_WHAT TO PRODUCE:_
Drop every picture and give the entries back exactly.

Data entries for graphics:

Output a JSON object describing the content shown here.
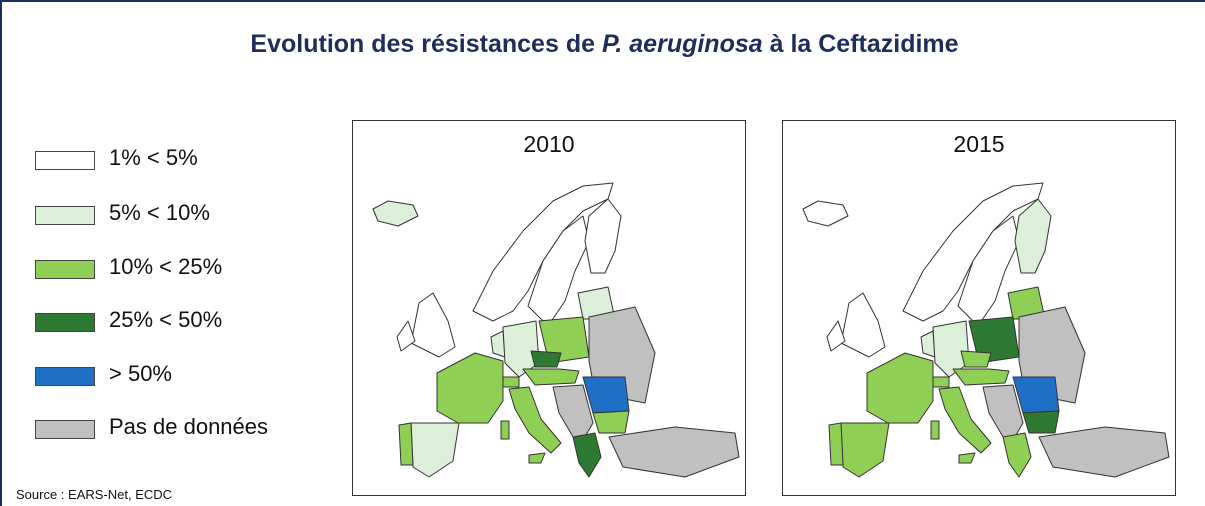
{
  "title": {
    "before": "Evolution des résistances de ",
    "italic": "P. aeruginosa",
    "after": " à la Ceftazidime"
  },
  "legend": [
    {
      "label": "1% < 5%",
      "color": "#ffffff"
    },
    {
      "label": "5% < 10%",
      "color": "#dcefd8"
    },
    {
      "label": "10% < 25%",
      "color": "#8fcf55"
    },
    {
      "label": "25% < 50%",
      "color": "#2f7a32"
    },
    {
      "label": "> 50%",
      "color": "#1f6fc6"
    },
    {
      "label": "Pas de données",
      "color": "#c0c0c0"
    }
  ],
  "maps": [
    {
      "title": "2010"
    },
    {
      "title": "2015"
    }
  ],
  "source": "Source : EARS-Net, ECDC"
}
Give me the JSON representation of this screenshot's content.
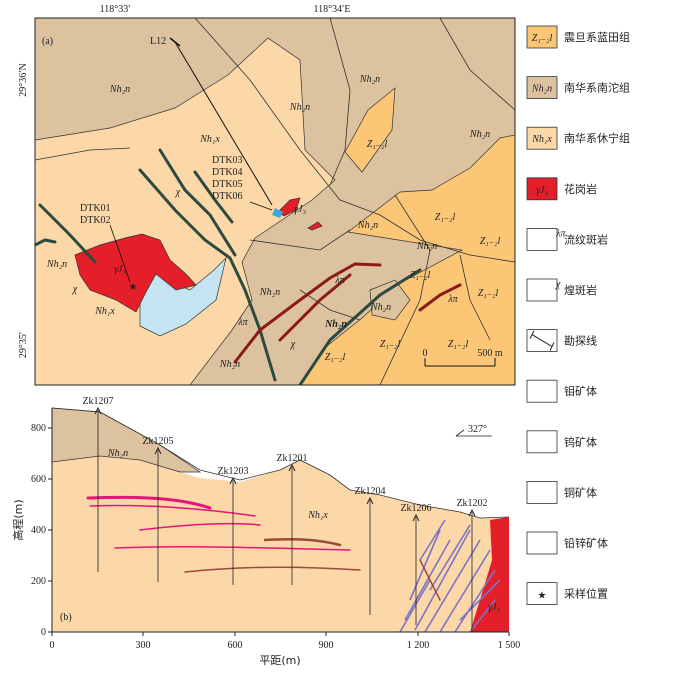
{
  "map": {
    "panel_label": "(a)",
    "lon_labels": [
      "118°33′",
      "118°34′E"
    ],
    "lat_labels": [
      "29°36′N",
      "29°35′"
    ],
    "units": [
      "Nh₂n",
      "Nh₂n",
      "Nh₂n",
      "Nh₂n",
      "Nh₂n",
      "Nh₂n",
      "Nh₂n",
      "Nh₂n",
      "Nh₂n",
      "Nh₂n",
      "Nh₂n",
      "Nh₁x",
      "Nh₁x",
      "Z₁₋₂l",
      "Z₁₋₂l",
      "Z₁₋₂l",
      "Z₁₋₂l",
      "Z₁₋₂l",
      "Z₁₋₂l",
      "Z₁₋₂l",
      "Z₁₋₂l",
      "γJ₃",
      "γJ₃",
      "λπ",
      "λπ",
      "λπ",
      "χ",
      "χ",
      "χ"
    ],
    "line_label": "L12",
    "drill_groups": [
      [
        "DTK03",
        "DTK04",
        "DTK05",
        "DTK06"
      ],
      [
        "DTK01",
        "DTK02"
      ]
    ],
    "scale": [
      "0",
      "500 m"
    ]
  },
  "section": {
    "panel_label": "(b)",
    "azimuth": "327°",
    "y_title": "高程(m)",
    "x_title": "平距(m)",
    "yticks": [
      "0",
      "200",
      "400",
      "600",
      "800"
    ],
    "xticks": [
      "0",
      "300",
      "600",
      "900",
      "1 200",
      "1 500"
    ],
    "drillholes": [
      "Zk1207",
      "Zk1205",
      "Zk1203",
      "Zk1201",
      "Zk1204",
      "Zk1206",
      "Zk1202"
    ],
    "units": [
      "Nh₂n",
      "Nh₁x",
      "γJ₃"
    ]
  },
  "legend": [
    {
      "symbol": "Z₁₋₂l",
      "label": "震旦系蓝田组"
    },
    {
      "symbol": "Nh₂n",
      "label": "南华系南沱组"
    },
    {
      "symbol": "Nh₁x",
      "label": "南华系休宁组"
    },
    {
      "symbol": "γJ₃",
      "label": "花岗岩"
    },
    {
      "symbol": "λπ",
      "label": "流纹斑岩"
    },
    {
      "symbol": "χ",
      "label": "煌斑岩"
    },
    {
      "label": "勘探线"
    },
    {
      "label": "钼矿体"
    },
    {
      "label": "钨矿体"
    },
    {
      "label": "铜矿体"
    },
    {
      "label": "铅锌矿体"
    },
    {
      "label": "采样位置"
    }
  ]
}
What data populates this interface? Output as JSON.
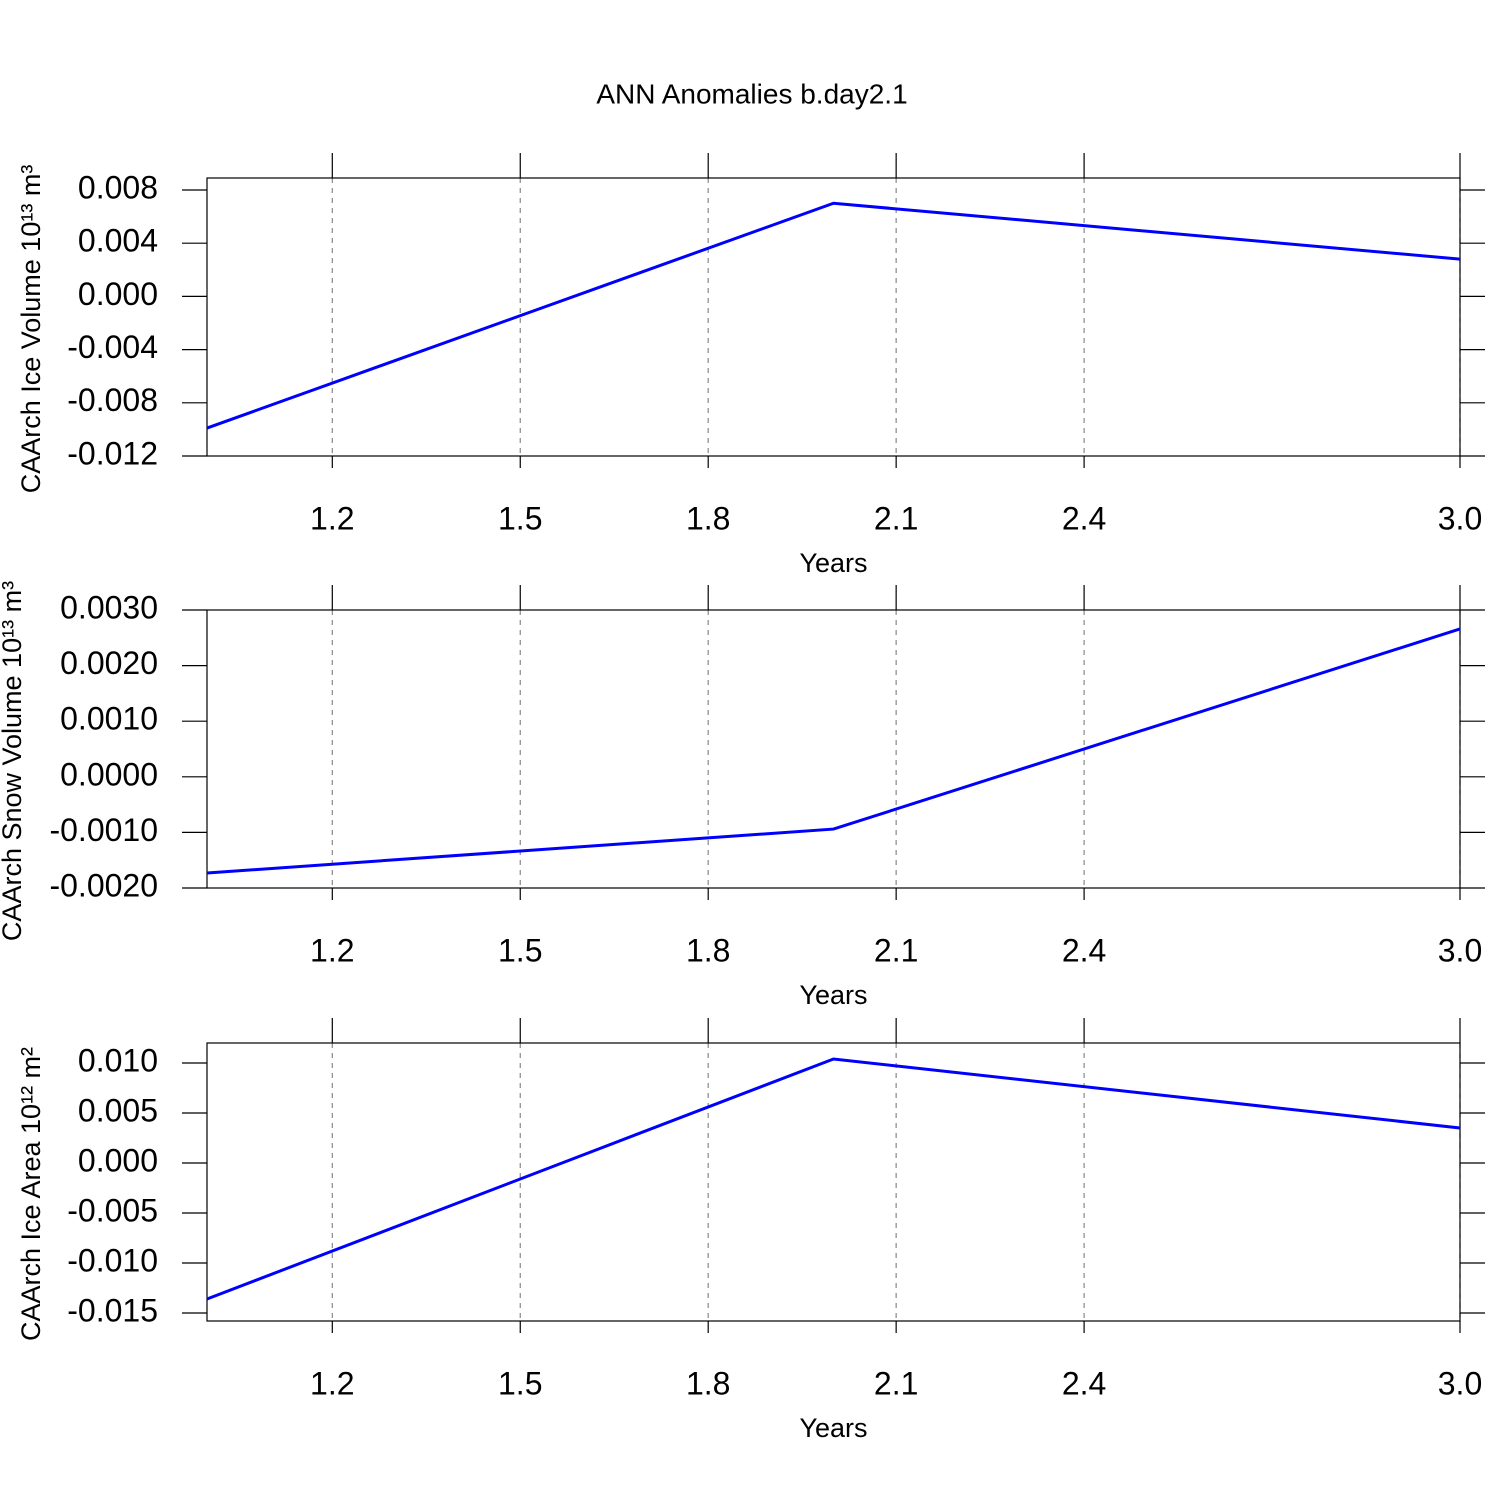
{
  "title": "ANN Anomalies b.day2.1",
  "chart_data": [
    {
      "type": "line",
      "xlabel": "Years",
      "ylabel": "CAArch Ice Volume 10¹³ m³",
      "x": [
        1,
        2,
        3
      ],
      "series": [
        {
          "color": "#0000ff",
          "values": [
            -0.0099,
            0.007,
            0.0028
          ]
        }
      ],
      "xlim": [
        1,
        3
      ],
      "xticks": [
        1.2,
        1.5,
        1.8,
        2.1,
        2.4,
        {
          "value": 3,
          "label": "3.0"
        }
      ],
      "ylim": [
        -0.012,
        0.0089
      ],
      "yticks": [
        -0.012,
        -0.008,
        -0.004,
        {
          "value": 0,
          "label": "0.000"
        },
        0.004,
        0.008
      ],
      "grid": "x"
    },
    {
      "type": "line",
      "xlabel": "Years",
      "ylabel": "CAArch Snow Volume 10¹³ m³",
      "x": [
        1,
        2,
        3
      ],
      "series": [
        {
          "color": "#0000ff",
          "values": [
            -0.00173,
            -0.00094,
            0.00266
          ]
        }
      ],
      "xlim": [
        1,
        3
      ],
      "xticks": [
        1.2,
        1.5,
        1.8,
        2.1,
        2.4,
        {
          "value": 3,
          "label": "3.0"
        }
      ],
      "ylim": [
        -0.002,
        0.003
      ],
      "yticks": [
        {
          "value": -0.002,
          "label": "-0.0020"
        },
        {
          "value": -0.001,
          "label": "-0.0010"
        },
        {
          "value": 0,
          "label": "0.0000"
        },
        {
          "value": 0.001,
          "label": "0.0010"
        },
        {
          "value": 0.002,
          "label": "0.0020"
        },
        {
          "value": 0.003,
          "label": "0.0030"
        }
      ],
      "grid": "x"
    },
    {
      "type": "line",
      "xlabel": "Years",
      "ylabel": "CAArch Ice Area 10¹² m²",
      "x": [
        1,
        2,
        3
      ],
      "series": [
        {
          "color": "#0000ff",
          "values": [
            -0.0136,
            0.0104,
            0.0035
          ]
        }
      ],
      "xlim": [
        1,
        3
      ],
      "xticks": [
        1.2,
        1.5,
        1.8,
        2.1,
        2.4,
        {
          "value": 3,
          "label": "3.0"
        }
      ],
      "ylim": [
        -0.0158,
        0.012
      ],
      "yticks": [
        -0.015,
        {
          "value": -0.01,
          "label": "-0.010"
        },
        -0.005,
        {
          "value": 0,
          "label": "0.000"
        },
        0.005,
        {
          "value": 0.01,
          "label": "0.010"
        }
      ],
      "grid": "x"
    }
  ]
}
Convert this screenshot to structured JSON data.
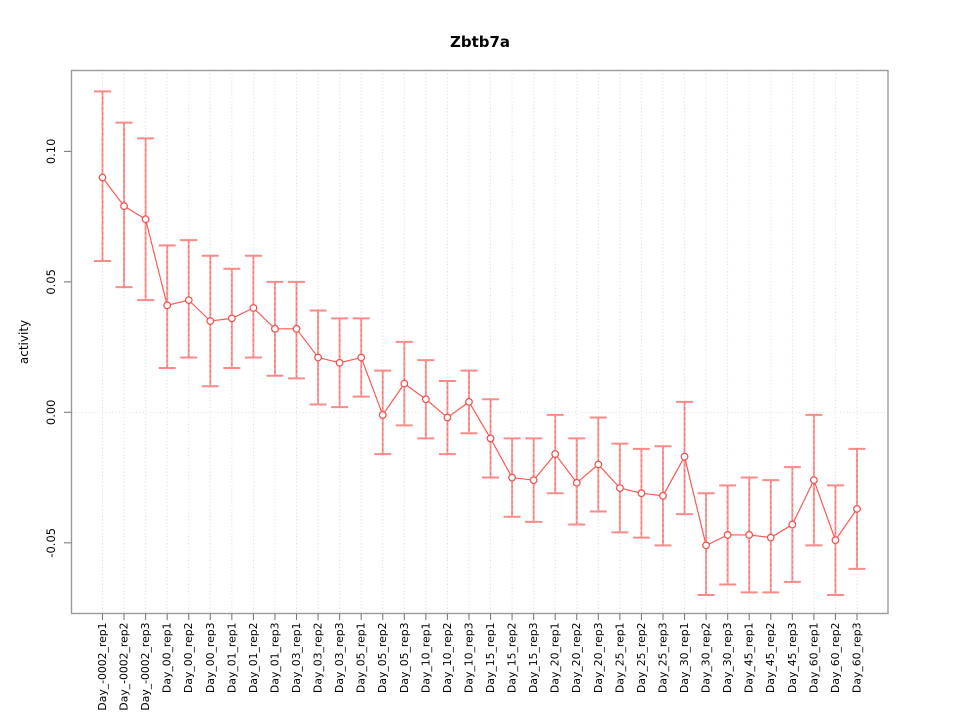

_FULL OUTPUT:_
Output a JSON object describing the content shown here.
{
  "title": {
    "before": "Evolution des résistances de ",
    "italic": "P. aeruginosa",
    "after": " à la Ceftazidime"
  },
  "legend": [
    {
      "label": "1% < 5%",
      "color": "#ffffff"
    },
    {
      "label": "5% < 10%",
      "color": "#dcefd8"
    },
    {
      "label": "10% < 25%",
      "color": "#8fcf55"
    },
    {
      "label": "25% < 50%",
      "color": "#2f7a32"
    },
    {
      "label": "> 50%",
      "color": "#1f6fc6"
    },
    {
      "label": "Pas de données",
      "color": "#c0c0c0"
    }
  ],
  "maps": [
    {
      "title": "2010"
    },
    {
      "title": "2015"
    }
  ],
  "source": "Source : EARS-Net, ECDC"
}
Give me the JSON representation of this screenshot's content.
{
  "map": {
    "panel_label": "(a)",
    "lon_labels": [
      "118°33′",
      "118°34′E"
    ],
    "lat_labels": [
      "29°36′N",
      "29°35′"
    ],
    "units": [
      "Nh₂n",
      "Nh₂n",
      "Nh₂n",
      "Nh₂n",
      "Nh₂n",
      "Nh₂n",
      "Nh₂n",
      "Nh₂n",
      "Nh₂n",
      "Nh₂n",
      "Nh₂n",
      "Nh₁x",
      "Nh₁x",
      "Z₁₋₂l",
      "Z₁₋₂l",
      "Z₁₋₂l",
      "Z₁₋₂l",
      "Z₁₋₂l",
      "Z₁₋₂l",
      "Z₁₋₂l",
      "Z₁₋₂l",
      "γJ₃",
      "γJ₃",
      "λπ",
      "λπ",
      "λπ",
      "χ",
      "χ",
      "χ"
    ],
    "line_label": "L12",
    "drill_groups": [
      [
        "DTK03",
        "DTK04",
        "DTK05",
        "DTK06"
      ],
      [
        "DTK01",
        "DTK02"
      ]
    ],
    "scale": [
      "0",
      "500 m"
    ]
  },
  "section": {
    "panel_label": "(b)",
    "azimuth": "327°",
    "y_title": "高程(m)",
    "x_title": "平距(m)",
    "yticks": [
      "0",
      "200",
      "400",
      "600",
      "800"
    ],
    "xticks": [
      "0",
      "300",
      "600",
      "900",
      "1 200",
      "1 500"
    ],
    "drillholes": [
      "Zk1207",
      "Zk1205",
      "Zk1203",
      "Zk1201",
      "Zk1204",
      "Zk1206",
      "Zk1202"
    ],
    "units": [
      "Nh₂n",
      "Nh₁x",
      "γJ₃"
    ]
  },
  "legend": [
    {
      "symbol": "Z₁₋₂l",
      "label": "震旦系蓝田组"
    },
    {
      "symbol": "Nh₂n",
      "label": "南华系南沱组"
    },
    {
      "symbol": "Nh₁x",
      "label": "南华系休宁组"
    },
    {
      "symbol": "γJ₃",
      "label": "花岗岩"
    },
    {
      "symbol": "λπ",
      "label": "流纹斑岩"
    },
    {
      "symbol": "χ",
      "label": "煌斑岩"
    },
    {
      "label": "勘探线"
    },
    {
      "label": "钼矿体"
    },
    {
      "label": "钨矿体"
    },
    {
      "label": "铜矿体"
    },
    {
      "label": "铅锌矿体"
    },
    {
      "label": "采样位置"
    }
  ]
}
What data populates this interface? Output as JSON.
{
  "title": "ANN Anomalies b.day2.1",
  "chart_data": [
    {
      "type": "line",
      "xlabel": "Years",
      "ylabel": "CAArch Ice Volume 10¹³ m³",
      "x": [
        1,
        2,
        3
      ],
      "series": [
        {
          "color": "#0000ff",
          "values": [
            -0.0099,
            0.007,
            0.0028
          ]
        }
      ],
      "xlim": [
        1,
        3
      ],
      "xticks": [
        1.2,
        1.5,
        1.8,
        2.1,
        2.4,
        {
          "value": 3,
          "label": "3.0"
        }
      ],
      "ylim": [
        -0.012,
        0.0089
      ],
      "yticks": [
        -0.012,
        -0.008,
        -0.004,
        {
          "value": 0,
          "label": "0.000"
        },
        0.004,
        0.008
      ],
      "grid": "x"
    },
    {
      "type": "line",
      "xlabel": "Years",
      "ylabel": "CAArch Snow Volume 10¹³ m³",
      "x": [
        1,
        2,
        3
      ],
      "series": [
        {
          "color": "#0000ff",
          "values": [
            -0.00173,
            -0.00094,
            0.00266
          ]
        }
      ],
      "xlim": [
        1,
        3
      ],
      "xticks": [
        1.2,
        1.5,
        1.8,
        2.1,
        2.4,
        {
          "value": 3,
          "label": "3.0"
        }
      ],
      "ylim": [
        -0.002,
        0.003
      ],
      "yticks": [
        {
          "value": -0.002,
          "label": "-0.0020"
        },
        {
          "value": -0.001,
          "label": "-0.0010"
        },
        {
          "value": 0,
          "label": "0.0000"
        },
        {
          "value": 0.001,
          "label": "0.0010"
        },
        {
          "value": 0.002,
          "label": "0.0020"
        },
        {
          "value": 0.003,
          "label": "0.0030"
        }
      ],
      "grid": "x"
    },
    {
      "type": "line",
      "xlabel": "Years",
      "ylabel": "CAArch Ice Area 10¹² m²",
      "x": [
        1,
        2,
        3
      ],
      "series": [
        {
          "color": "#0000ff",
          "values": [
            -0.0136,
            0.0104,
            0.0035
          ]
        }
      ],
      "xlim": [
        1,
        3
      ],
      "xticks": [
        1.2,
        1.5,
        1.8,
        2.1,
        2.4,
        {
          "value": 3,
          "label": "3.0"
        }
      ],
      "ylim": [
        -0.0158,
        0.012
      ],
      "yticks": [
        -0.015,
        {
          "value": -0.01,
          "label": "-0.010"
        },
        -0.005,
        {
          "value": 0,
          "label": "0.000"
        },
        0.005,
        {
          "value": 0.01,
          "label": "0.010"
        }
      ],
      "grid": "x"
    }
  ]
}
Convert this screenshot to structured JSON data.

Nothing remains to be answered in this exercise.